WORK INSTRUCTIONS: Copy out all lines in the data below containing the string "help".

[start of TASK MATERIAL]

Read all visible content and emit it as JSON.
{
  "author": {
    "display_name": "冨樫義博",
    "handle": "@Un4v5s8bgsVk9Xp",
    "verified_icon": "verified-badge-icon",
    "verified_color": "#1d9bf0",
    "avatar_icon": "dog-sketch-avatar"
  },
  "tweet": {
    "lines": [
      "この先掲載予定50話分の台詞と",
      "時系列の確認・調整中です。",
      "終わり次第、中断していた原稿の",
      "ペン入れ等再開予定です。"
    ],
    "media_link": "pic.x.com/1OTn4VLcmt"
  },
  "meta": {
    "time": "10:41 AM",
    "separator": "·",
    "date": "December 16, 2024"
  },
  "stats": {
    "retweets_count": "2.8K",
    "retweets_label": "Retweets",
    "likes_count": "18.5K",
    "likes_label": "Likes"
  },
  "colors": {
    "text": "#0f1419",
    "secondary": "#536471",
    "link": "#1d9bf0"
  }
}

[end of TASK MATERIAL]
[start of TASK MATERIAL]

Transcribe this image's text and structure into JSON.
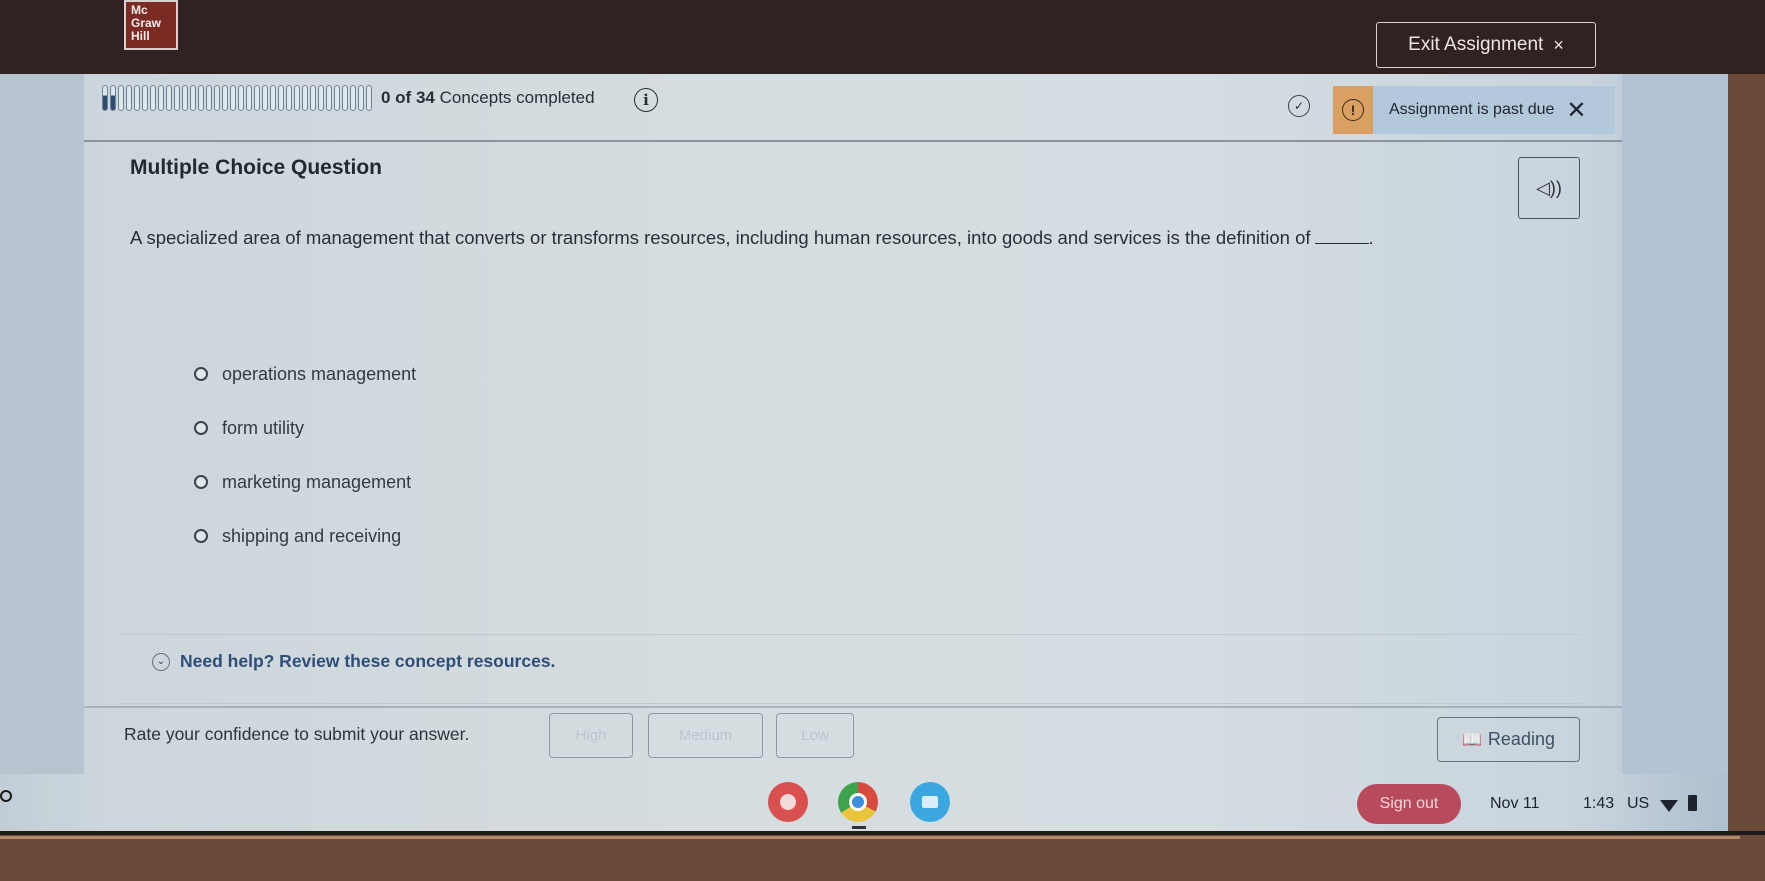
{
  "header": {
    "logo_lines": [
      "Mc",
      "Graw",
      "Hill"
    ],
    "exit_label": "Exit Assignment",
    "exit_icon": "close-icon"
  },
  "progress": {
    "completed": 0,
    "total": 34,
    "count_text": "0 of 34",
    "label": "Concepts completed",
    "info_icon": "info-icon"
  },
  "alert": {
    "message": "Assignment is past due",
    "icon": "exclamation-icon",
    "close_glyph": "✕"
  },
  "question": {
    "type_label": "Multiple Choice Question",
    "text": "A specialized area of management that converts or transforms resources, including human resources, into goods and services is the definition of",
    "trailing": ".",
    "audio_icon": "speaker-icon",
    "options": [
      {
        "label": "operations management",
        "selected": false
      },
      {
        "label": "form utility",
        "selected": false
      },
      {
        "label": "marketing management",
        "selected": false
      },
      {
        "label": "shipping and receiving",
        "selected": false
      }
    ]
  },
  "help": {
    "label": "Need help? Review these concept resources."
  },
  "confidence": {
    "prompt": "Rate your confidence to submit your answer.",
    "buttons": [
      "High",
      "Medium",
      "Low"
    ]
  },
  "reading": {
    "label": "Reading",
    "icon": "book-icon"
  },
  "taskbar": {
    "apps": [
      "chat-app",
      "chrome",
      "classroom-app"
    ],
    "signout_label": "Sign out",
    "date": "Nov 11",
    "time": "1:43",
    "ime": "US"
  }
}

[end of TASK MATERIAL]
[start of TASK MATERIAL]

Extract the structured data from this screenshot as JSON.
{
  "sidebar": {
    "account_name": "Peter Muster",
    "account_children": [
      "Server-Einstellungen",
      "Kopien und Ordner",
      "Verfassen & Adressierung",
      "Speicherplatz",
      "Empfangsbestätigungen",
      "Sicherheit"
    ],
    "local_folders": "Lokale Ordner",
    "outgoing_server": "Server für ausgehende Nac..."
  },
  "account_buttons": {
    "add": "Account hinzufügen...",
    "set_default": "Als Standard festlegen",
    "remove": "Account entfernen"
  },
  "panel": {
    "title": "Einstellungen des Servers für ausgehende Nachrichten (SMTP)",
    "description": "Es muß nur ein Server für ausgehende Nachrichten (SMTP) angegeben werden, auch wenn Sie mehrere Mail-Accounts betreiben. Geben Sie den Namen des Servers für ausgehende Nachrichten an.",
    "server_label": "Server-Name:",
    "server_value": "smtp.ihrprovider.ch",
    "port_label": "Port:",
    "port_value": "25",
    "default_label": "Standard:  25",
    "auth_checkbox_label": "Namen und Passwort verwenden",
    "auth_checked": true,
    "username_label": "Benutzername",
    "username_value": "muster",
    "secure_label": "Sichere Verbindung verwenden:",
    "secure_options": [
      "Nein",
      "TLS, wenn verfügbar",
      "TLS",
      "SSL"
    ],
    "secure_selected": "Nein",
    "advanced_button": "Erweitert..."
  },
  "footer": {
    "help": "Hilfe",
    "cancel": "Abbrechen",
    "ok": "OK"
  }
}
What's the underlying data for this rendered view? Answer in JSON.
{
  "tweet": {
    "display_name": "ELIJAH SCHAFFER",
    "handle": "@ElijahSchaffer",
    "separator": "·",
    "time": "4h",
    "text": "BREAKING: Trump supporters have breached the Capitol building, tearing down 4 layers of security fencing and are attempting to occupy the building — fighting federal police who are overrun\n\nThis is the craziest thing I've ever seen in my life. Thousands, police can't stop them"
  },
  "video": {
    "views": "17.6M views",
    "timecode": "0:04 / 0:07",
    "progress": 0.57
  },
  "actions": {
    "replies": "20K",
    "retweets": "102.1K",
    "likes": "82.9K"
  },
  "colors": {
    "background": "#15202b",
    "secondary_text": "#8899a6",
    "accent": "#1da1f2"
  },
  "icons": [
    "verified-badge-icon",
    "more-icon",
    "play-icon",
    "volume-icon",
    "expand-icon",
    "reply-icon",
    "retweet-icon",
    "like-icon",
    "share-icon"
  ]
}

[end of TASK MATERIAL]

FULL RESPONSE:
  "help": {
    "label": "Need help? Review these concept resources."
    "help": "Hilfe",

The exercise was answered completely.